__INSTRUCTION__: Go through the records underneath and count the lines that include the string "title". Give nothing but the number.

┌─ ROWS

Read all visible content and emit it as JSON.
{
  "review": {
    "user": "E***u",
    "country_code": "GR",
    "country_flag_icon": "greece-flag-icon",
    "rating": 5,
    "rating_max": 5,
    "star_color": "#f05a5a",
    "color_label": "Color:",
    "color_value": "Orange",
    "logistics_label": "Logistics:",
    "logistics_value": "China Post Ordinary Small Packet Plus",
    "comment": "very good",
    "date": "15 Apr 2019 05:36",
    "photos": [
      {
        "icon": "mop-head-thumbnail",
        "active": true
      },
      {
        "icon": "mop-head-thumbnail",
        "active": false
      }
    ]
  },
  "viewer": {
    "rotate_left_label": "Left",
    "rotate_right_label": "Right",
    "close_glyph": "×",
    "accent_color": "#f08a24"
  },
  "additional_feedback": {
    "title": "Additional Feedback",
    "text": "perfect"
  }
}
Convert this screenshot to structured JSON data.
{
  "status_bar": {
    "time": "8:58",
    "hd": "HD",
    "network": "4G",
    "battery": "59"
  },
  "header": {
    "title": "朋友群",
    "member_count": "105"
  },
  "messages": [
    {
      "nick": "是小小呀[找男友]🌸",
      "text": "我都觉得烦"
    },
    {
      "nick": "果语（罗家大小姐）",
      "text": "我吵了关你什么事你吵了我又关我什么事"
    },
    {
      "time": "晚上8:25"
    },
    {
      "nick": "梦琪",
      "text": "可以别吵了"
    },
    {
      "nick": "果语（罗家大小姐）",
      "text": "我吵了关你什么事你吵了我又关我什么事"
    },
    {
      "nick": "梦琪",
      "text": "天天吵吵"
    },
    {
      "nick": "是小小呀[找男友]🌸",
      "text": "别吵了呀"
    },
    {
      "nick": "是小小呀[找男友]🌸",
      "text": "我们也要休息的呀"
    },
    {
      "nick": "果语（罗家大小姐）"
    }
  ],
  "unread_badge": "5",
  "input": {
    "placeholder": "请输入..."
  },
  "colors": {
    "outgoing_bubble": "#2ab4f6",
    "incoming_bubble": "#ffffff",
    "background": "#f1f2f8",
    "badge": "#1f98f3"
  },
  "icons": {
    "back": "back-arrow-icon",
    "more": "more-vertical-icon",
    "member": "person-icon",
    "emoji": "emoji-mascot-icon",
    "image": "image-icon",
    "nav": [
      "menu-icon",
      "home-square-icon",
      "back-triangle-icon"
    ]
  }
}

└─

__TASK RESPONSE__: 2